• [RECORDS TO PROCESS]:

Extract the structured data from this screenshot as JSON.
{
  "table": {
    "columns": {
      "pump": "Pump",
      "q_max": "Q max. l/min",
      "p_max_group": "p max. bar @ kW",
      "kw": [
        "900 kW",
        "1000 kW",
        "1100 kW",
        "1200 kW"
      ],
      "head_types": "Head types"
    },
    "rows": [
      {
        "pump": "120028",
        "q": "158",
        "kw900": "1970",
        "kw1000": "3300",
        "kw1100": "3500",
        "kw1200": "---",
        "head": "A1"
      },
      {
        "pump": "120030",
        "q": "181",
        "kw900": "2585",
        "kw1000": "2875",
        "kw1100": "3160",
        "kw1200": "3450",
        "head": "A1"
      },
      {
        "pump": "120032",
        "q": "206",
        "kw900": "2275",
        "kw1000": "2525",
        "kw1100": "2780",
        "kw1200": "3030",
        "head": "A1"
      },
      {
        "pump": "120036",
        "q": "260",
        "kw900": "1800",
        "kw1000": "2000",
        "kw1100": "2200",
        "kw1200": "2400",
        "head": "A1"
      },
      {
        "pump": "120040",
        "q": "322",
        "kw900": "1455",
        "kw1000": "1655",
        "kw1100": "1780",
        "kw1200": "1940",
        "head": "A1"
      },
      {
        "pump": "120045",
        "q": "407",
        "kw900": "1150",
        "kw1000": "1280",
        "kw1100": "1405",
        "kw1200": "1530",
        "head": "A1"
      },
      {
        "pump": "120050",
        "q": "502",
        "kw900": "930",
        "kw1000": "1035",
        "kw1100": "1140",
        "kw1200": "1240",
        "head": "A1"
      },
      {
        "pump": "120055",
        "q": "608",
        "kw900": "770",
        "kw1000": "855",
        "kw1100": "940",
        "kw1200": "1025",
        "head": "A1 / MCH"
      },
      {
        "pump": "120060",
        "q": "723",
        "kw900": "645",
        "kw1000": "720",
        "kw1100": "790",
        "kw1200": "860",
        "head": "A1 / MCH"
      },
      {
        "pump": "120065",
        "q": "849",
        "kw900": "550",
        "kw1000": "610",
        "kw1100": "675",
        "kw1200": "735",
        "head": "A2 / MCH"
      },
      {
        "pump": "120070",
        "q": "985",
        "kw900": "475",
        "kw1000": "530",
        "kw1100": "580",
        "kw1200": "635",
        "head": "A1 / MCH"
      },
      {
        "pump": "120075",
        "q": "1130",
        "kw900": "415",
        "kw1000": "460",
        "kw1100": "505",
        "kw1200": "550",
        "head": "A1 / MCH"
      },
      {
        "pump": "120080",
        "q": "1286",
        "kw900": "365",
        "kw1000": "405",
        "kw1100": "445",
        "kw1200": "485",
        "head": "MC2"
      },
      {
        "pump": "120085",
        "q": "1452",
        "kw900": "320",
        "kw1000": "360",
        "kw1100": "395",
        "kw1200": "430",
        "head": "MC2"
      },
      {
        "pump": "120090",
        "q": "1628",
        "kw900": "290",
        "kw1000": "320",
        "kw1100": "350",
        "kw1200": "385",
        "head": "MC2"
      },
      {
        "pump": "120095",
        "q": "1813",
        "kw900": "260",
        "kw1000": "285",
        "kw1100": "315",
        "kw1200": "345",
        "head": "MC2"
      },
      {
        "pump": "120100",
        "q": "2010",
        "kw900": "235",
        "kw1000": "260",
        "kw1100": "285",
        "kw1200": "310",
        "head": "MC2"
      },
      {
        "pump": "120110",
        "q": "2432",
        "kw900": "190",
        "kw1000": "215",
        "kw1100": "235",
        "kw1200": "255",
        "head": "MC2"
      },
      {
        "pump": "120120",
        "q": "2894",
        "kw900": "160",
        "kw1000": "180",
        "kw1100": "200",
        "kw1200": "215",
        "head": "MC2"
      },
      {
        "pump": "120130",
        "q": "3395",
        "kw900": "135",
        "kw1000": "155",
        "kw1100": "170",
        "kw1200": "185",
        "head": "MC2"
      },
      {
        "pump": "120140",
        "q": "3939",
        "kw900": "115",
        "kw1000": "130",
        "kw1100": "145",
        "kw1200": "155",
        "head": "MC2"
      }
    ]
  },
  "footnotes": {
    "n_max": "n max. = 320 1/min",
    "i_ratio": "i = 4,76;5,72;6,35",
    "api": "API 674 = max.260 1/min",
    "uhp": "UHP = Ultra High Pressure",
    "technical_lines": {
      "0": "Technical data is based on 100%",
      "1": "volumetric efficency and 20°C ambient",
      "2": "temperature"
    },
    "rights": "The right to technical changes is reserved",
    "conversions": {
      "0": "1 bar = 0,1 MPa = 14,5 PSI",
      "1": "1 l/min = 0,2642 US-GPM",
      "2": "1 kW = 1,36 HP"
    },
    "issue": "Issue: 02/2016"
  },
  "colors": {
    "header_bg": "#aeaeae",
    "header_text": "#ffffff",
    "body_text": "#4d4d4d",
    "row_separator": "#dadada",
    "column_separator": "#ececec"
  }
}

• [WHAT YOU WILL DO]: All of the records must be retyped exactly as they are.

• [EXPECTED OUTPUT]:
Extract the structured data from this screenshot as JSON.
{
  "table": {
    "columns": {
      "pump": "Pump",
      "q_max": "Q max. l/min",
      "p_max_group": "p max. bar @ kW",
      "kw": [
        "900 kW",
        "1000 kW",
        "1100 kW",
        "1200 kW"
      ],
      "head_types": "Head types"
    },
    "rows": [
      {
        "pump": "120028",
        "q": "158",
        "kw900": "1970",
        "kw1000": "3300",
        "kw1100": "3500",
        "kw1200": "---",
        "head": "A1"
      },
      {
        "pump": "120030",
        "q": "181",
        "kw900": "2585",
        "kw1000": "2875",
        "kw1100": "3160",
        "kw1200": "3450",
        "head": "A1"
      },
      {
        "pump": "120032",
        "q": "206",
        "kw900": "2275",
        "kw1000": "2525",
        "kw1100": "2780",
        "kw1200": "3030",
        "head": "A1"
      },
      {
        "pump": "120036",
        "q": "260",
        "kw900": "1800",
        "kw1000": "2000",
        "kw1100": "2200",
        "kw1200": "2400",
        "head": "A1"
      },
      {
        "pump": "120040",
        "q": "322",
        "kw900": "1455",
        "kw1000": "1655",
        "kw1100": "1780",
        "kw1200": "1940",
        "head": "A1"
      },
      {
        "pump": "120045",
        "q": "407",
        "kw900": "1150",
        "kw1000": "1280",
        "kw1100": "1405",
        "kw1200": "1530",
        "head": "A1"
      },
      {
        "pump": "120050",
        "q": "502",
        "kw900": "930",
        "kw1000": "1035",
        "kw1100": "1140",
        "kw1200": "1240",
        "head": "A1"
      },
      {
        "pump": "120055",
        "q": "608",
        "kw900": "770",
        "kw1000": "855",
        "kw1100": "940",
        "kw1200": "1025",
        "head": "A1 / MCH"
      },
      {
        "pump": "120060",
        "q": "723",
        "kw900": "645",
        "kw1000": "720",
        "kw1100": "790",
        "kw1200": "860",
        "head": "A1 / MCH"
      },
      {
        "pump": "120065",
        "q": "849",
        "kw900": "550",
        "kw1000": "610",
        "kw1100": "675",
        "kw1200": "735",
        "head": "A2 / MCH"
      },
      {
        "pump": "120070",
        "q": "985",
        "kw900": "475",
        "kw1000": "530",
        "kw1100": "580",
        "kw1200": "635",
        "head": "A1 / MCH"
      },
      {
        "pump": "120075",
        "q": "1130",
        "kw900": "415",
        "kw1000": "460",
        "kw1100": "505",
        "kw1200": "550",
        "head": "A1 / MCH"
      },
      {
        "pump": "120080",
        "q": "1286",
        "kw900": "365",
        "kw1000": "405",
        "kw1100": "445",
        "kw1200": "485",
        "head": "MC2"
      },
      {
        "pump": "120085",
        "q": "1452",
        "kw900": "320",
        "kw1000": "360",
        "kw1100": "395",
        "kw1200": "430",
        "head": "MC2"
      },
      {
        "pump": "120090",
        "q": "1628",
        "kw900": "290",
        "kw1000": "320",
        "kw1100": "350",
        "kw1200": "385",
        "head": "MC2"
      },
      {
        "pump": "120095",
        "q": "1813",
        "kw900": "260",
        "kw1000": "285",
        "kw1100": "315",
        "kw1200": "345",
        "head": "MC2"
      },
      {
        "pump": "120100",
        "q": "2010",
        "kw900": "235",
        "kw1000": "260",
        "kw1100": "285",
        "kw1200": "310",
        "head": "MC2"
      },
      {
        "pump": "120110",
        "q": "2432",
        "kw900": "190",
        "kw1000": "215",
        "kw1100": "235",
        "kw1200": "255",
        "head": "MC2"
      },
      {
        "pump": "120120",
        "q": "2894",
        "kw900": "160",
        "kw1000": "180",
        "kw1100": "200",
        "kw1200": "215",
        "head": "MC2"
      },
      {
        "pump": "120130",
        "q": "3395",
        "kw900": "135",
        "kw1000": "155",
        "kw1100": "170",
        "kw1200": "185",
        "head": "MC2"
      },
      {
        "pump": "120140",
        "q": "3939",
        "kw900": "115",
        "kw1000": "130",
        "kw1100": "145",
        "kw1200": "155",
        "head": "MC2"
      }
    ]
  },
  "footnotes": {
    "n_max": "n max. = 320 1/min",
    "i_ratio": "i = 4,76;5,72;6,35",
    "api": "API 674 = max.260 1/min",
    "uhp": "UHP = Ultra High Pressure",
    "technical_lines": {
      "0": "Technical data is based on 100%",
      "1": "volumetric efficency and 20°C ambient",
      "2": "temperature"
    },
    "rights": "The right to technical changes is reserved",
    "conversions": {
      "0": "1 bar = 0,1 MPa = 14,5 PSI",
      "1": "1 l/min = 0,2642 US-GPM",
      "2": "1 kW = 1,36 HP"
    },
    "issue": "Issue: 02/2016"
  },
  "colors": {
    "header_bg": "#aeaeae",
    "header_text": "#ffffff",
    "body_text": "#4d4d4d",
    "row_separator": "#dadada",
    "column_separator": "#ececec"
  }
}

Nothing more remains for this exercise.